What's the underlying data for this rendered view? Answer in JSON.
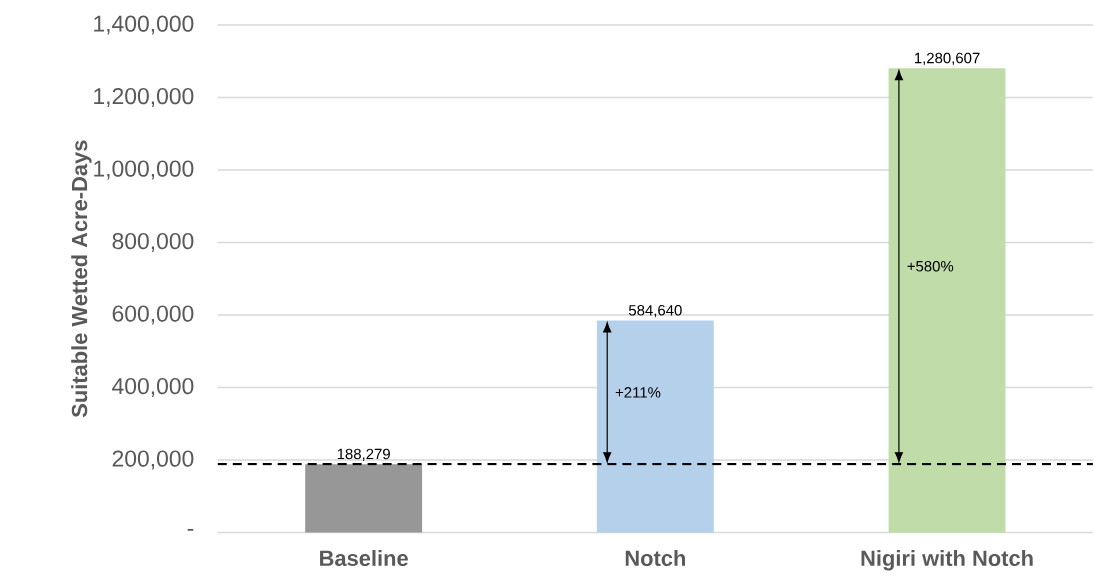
{
  "chart_data": {
    "type": "bar",
    "ylabel": "Suitable Wetted Acre-Days",
    "categories": [
      "Baseline",
      "Notch",
      "Nigiri with Notch"
    ],
    "values": [
      188279,
      584640,
      1280607
    ],
    "colors": [
      "#979797",
      "#b5d0ea",
      "#c0dca9"
    ],
    "value_labels": [
      "188,279",
      "584,640",
      "1,280,607"
    ],
    "ylim": [
      0,
      1400000
    ],
    "yticks": [
      {
        "value": 0,
        "label": "-"
      },
      {
        "value": 200000,
        "label": "200,000"
      },
      {
        "value": 400000,
        "label": "400,000"
      },
      {
        "value": 600000,
        "label": "600,000"
      },
      {
        "value": 800000,
        "label": "800,000"
      },
      {
        "value": 1000000,
        "label": "1,000,000"
      },
      {
        "value": 1200000,
        "label": "1,200,000"
      },
      {
        "value": 1400000,
        "label": "1,400,000"
      }
    ],
    "grid": "y",
    "ref_lines": [
      {
        "axis": "y",
        "value": 188279,
        "color": "#000000",
        "line_style": "dashed"
      }
    ],
    "annotations": [
      "+211%",
      "+580%"
    ]
  }
}
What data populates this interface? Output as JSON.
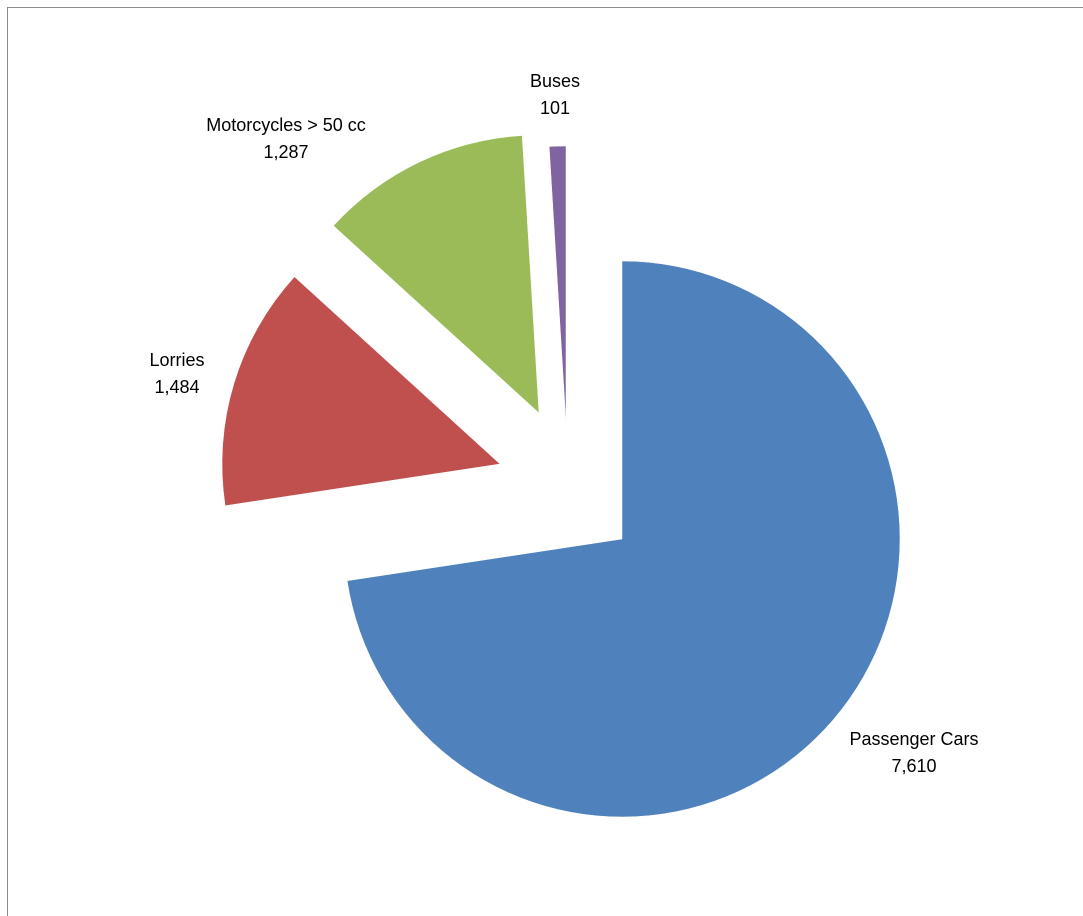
{
  "chart_data": {
    "type": "pie",
    "title": "",
    "exploded": true,
    "series": [
      {
        "name": "",
        "slices": [
          {
            "label": "Passenger Cars",
            "value": 7610,
            "value_text": "7,610",
            "color": "#4F81BD"
          },
          {
            "label": "Lorries",
            "value": 1484,
            "value_text": "1,484",
            "color": "#C0504D"
          },
          {
            "label": "Motorcycles > 50 cc",
            "value": 1287,
            "value_text": "1,287",
            "color": "#9BBB59"
          },
          {
            "label": "Buses",
            "value": 101,
            "value_text": "101",
            "color": "#8064A2"
          }
        ]
      }
    ],
    "legend": "none",
    "data_labels": "outside, category name and value"
  }
}
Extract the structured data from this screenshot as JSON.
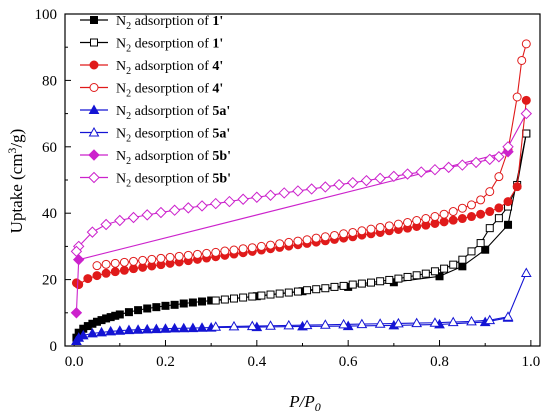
{
  "chart_data": {
    "type": "scatter",
    "xlabel": "P/P0",
    "ylabel": "Uptake (cm3/g)",
    "xlim": [
      -0.02,
      1.02
    ],
    "ylim": [
      0,
      100
    ],
    "x_ticks": [
      0.0,
      0.2,
      0.4,
      0.6,
      0.8,
      1.0
    ],
    "x_tick_labels": [
      "0.0",
      "0.2",
      "0.4",
      "0.6",
      "0.8",
      "1.0"
    ],
    "y_ticks": [
      0,
      20,
      40,
      60,
      80,
      100
    ],
    "y_tick_labels": [
      "0",
      "20",
      "40",
      "60",
      "80",
      "100"
    ],
    "grid": false,
    "legend_position": "top-left",
    "series": [
      {
        "name": "N2 adsorption of 1'",
        "color": "#000000",
        "marker": "square",
        "filled": true,
        "x": [
          0.005,
          0.01,
          0.02,
          0.03,
          0.04,
          0.05,
          0.06,
          0.07,
          0.08,
          0.09,
          0.1,
          0.12,
          0.14,
          0.16,
          0.18,
          0.2,
          0.22,
          0.24,
          0.26,
          0.28,
          0.3,
          0.4,
          0.5,
          0.6,
          0.7,
          0.8,
          0.85,
          0.9,
          0.95,
          0.99
        ],
        "y": [
          2.5,
          4.0,
          5.2,
          6.0,
          6.7,
          7.3,
          7.8,
          8.3,
          8.7,
          9.1,
          9.5,
          10.2,
          10.8,
          11.3,
          11.7,
          12.1,
          12.4,
          12.8,
          13.1,
          13.4,
          13.7,
          15.0,
          16.5,
          17.8,
          19.2,
          21.0,
          24.0,
          29.0,
          36.5,
          64.0
        ]
      },
      {
        "name": "N2 desorption of 1'",
        "color": "#000000",
        "marker": "square",
        "filled": false,
        "x": [
          0.99,
          0.97,
          0.95,
          0.93,
          0.91,
          0.89,
          0.87,
          0.85,
          0.83,
          0.81,
          0.79,
          0.77,
          0.75,
          0.73,
          0.71,
          0.69,
          0.67,
          0.65,
          0.63,
          0.61,
          0.59,
          0.57,
          0.55,
          0.53,
          0.51,
          0.49,
          0.47,
          0.45,
          0.43,
          0.41,
          0.39,
          0.37,
          0.35,
          0.33,
          0.31
        ],
        "y": [
          64.0,
          48.5,
          42.0,
          38.5,
          35.5,
          31.0,
          28.5,
          26.0,
          24.5,
          23.3,
          22.5,
          21.8,
          21.3,
          20.8,
          20.3,
          19.9,
          19.5,
          19.1,
          18.8,
          18.5,
          18.1,
          17.8,
          17.4,
          17.1,
          16.8,
          16.4,
          16.1,
          15.8,
          15.5,
          15.2,
          14.9,
          14.6,
          14.3,
          14.0,
          13.7
        ]
      },
      {
        "name": "N2 adsorption of 4'",
        "color": "#e01a1a",
        "marker": "circle",
        "filled": true,
        "x": [
          0.005,
          0.01,
          0.03,
          0.05,
          0.07,
          0.09,
          0.11,
          0.13,
          0.15,
          0.17,
          0.19,
          0.21,
          0.23,
          0.25,
          0.27,
          0.29,
          0.31,
          0.33,
          0.35,
          0.37,
          0.39,
          0.41,
          0.43,
          0.45,
          0.47,
          0.49,
          0.51,
          0.53,
          0.55,
          0.57,
          0.59,
          0.61,
          0.63,
          0.65,
          0.67,
          0.69,
          0.71,
          0.73,
          0.75,
          0.77,
          0.79,
          0.81,
          0.83,
          0.85,
          0.87,
          0.89,
          0.91,
          0.93,
          0.95,
          0.97,
          0.99
        ],
        "y": [
          19.0,
          18.5,
          20.3,
          21.2,
          21.9,
          22.4,
          22.8,
          23.3,
          23.7,
          24.1,
          24.5,
          24.9,
          25.3,
          25.7,
          26.1,
          26.5,
          26.9,
          27.3,
          27.7,
          28.1,
          28.5,
          28.9,
          29.3,
          29.7,
          30.1,
          30.5,
          30.9,
          31.3,
          31.7,
          32.1,
          32.5,
          32.9,
          33.4,
          33.8,
          34.2,
          34.7,
          35.1,
          35.5,
          36.0,
          36.4,
          36.9,
          37.4,
          37.9,
          38.4,
          39.0,
          39.7,
          40.5,
          41.6,
          43.5,
          48.0,
          74.0
        ]
      },
      {
        "name": "N2 desorption of 4'",
        "color": "#e01a1a",
        "marker": "circle",
        "filled": false,
        "x": [
          0.99,
          0.98,
          0.97,
          0.95,
          0.93,
          0.91,
          0.89,
          0.87,
          0.85,
          0.83,
          0.81,
          0.79,
          0.77,
          0.75,
          0.73,
          0.71,
          0.69,
          0.67,
          0.65,
          0.63,
          0.61,
          0.59,
          0.57,
          0.55,
          0.53,
          0.51,
          0.49,
          0.47,
          0.45,
          0.43,
          0.41,
          0.39,
          0.37,
          0.35,
          0.33,
          0.31,
          0.29,
          0.27,
          0.25,
          0.23,
          0.21,
          0.19,
          0.17,
          0.15,
          0.13,
          0.11,
          0.09,
          0.07,
          0.05
        ],
        "y": [
          91.0,
          86.0,
          75.0,
          59.0,
          51.0,
          46.5,
          44.0,
          42.5,
          41.5,
          40.5,
          39.7,
          39.0,
          38.4,
          37.8,
          37.2,
          36.7,
          36.2,
          35.7,
          35.2,
          34.7,
          34.2,
          33.8,
          33.3,
          32.9,
          32.5,
          32.0,
          31.6,
          31.2,
          30.8,
          30.4,
          30.0,
          29.6,
          29.3,
          28.9,
          28.6,
          28.2,
          27.9,
          27.6,
          27.3,
          27.0,
          26.7,
          26.4,
          26.1,
          25.8,
          25.5,
          25.2,
          24.9,
          24.6,
          24.2
        ]
      },
      {
        "name": "N2 adsorption of 5a'",
        "color": "#1414d4",
        "marker": "triangle",
        "filled": true,
        "x": [
          0.005,
          0.01,
          0.02,
          0.04,
          0.06,
          0.08,
          0.1,
          0.12,
          0.14,
          0.16,
          0.18,
          0.2,
          0.22,
          0.24,
          0.26,
          0.28,
          0.3,
          0.4,
          0.5,
          0.6,
          0.7,
          0.8,
          0.9,
          0.95
        ],
        "y": [
          1.5,
          2.5,
          3.2,
          3.8,
          4.1,
          4.4,
          4.6,
          4.8,
          4.9,
          5.0,
          5.1,
          5.2,
          5.3,
          5.35,
          5.4,
          5.5,
          5.55,
          5.7,
          5.9,
          6.0,
          6.2,
          6.5,
          7.2,
          8.5
        ]
      },
      {
        "name": "N2 desorption of 5a'",
        "color": "#1414d4",
        "marker": "triangle",
        "filled": false,
        "x": [
          0.99,
          0.95,
          0.91,
          0.87,
          0.83,
          0.79,
          0.75,
          0.71,
          0.67,
          0.63,
          0.59,
          0.55,
          0.51,
          0.47,
          0.43,
          0.39,
          0.35,
          0.31
        ],
        "y": [
          22.0,
          8.8,
          7.8,
          7.4,
          7.2,
          7.0,
          6.9,
          6.8,
          6.7,
          6.6,
          6.5,
          6.4,
          6.3,
          6.2,
          6.1,
          6.0,
          5.9,
          5.8
        ]
      },
      {
        "name": "N2 adsorption of 5b'",
        "color": "#cc22cc",
        "marker": "diamond",
        "filled": true,
        "x": [
          0.005,
          0.01,
          0.95
        ],
        "y": [
          10.0,
          26.0,
          58.5
        ]
      },
      {
        "name": "N2 desorption of 5b'",
        "color": "#cc22cc",
        "marker": "diamond",
        "filled": false,
        "x": [
          0.99,
          0.95,
          0.93,
          0.91,
          0.88,
          0.85,
          0.82,
          0.79,
          0.76,
          0.73,
          0.7,
          0.67,
          0.64,
          0.61,
          0.58,
          0.55,
          0.52,
          0.49,
          0.46,
          0.43,
          0.4,
          0.37,
          0.34,
          0.31,
          0.28,
          0.25,
          0.22,
          0.19,
          0.16,
          0.13,
          0.1,
          0.07,
          0.04,
          0.01,
          0.005
        ],
        "y": [
          70.0,
          60.0,
          57.0,
          56.2,
          55.3,
          54.5,
          53.8,
          53.1,
          52.4,
          51.8,
          51.1,
          50.5,
          49.8,
          49.2,
          48.6,
          47.9,
          47.3,
          46.7,
          46.1,
          45.4,
          44.8,
          44.2,
          43.5,
          42.9,
          42.2,
          41.6,
          40.9,
          40.2,
          39.5,
          38.7,
          37.8,
          36.6,
          34.3,
          30.0,
          28.5
        ]
      }
    ]
  }
}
○ ○ ○
> _Your goal_
Copy all lines from the listing that contain "What".

> _In response_
What's the underlying data for this rendered view? Answer in JSON.
What data populates this interface? Output as JSON.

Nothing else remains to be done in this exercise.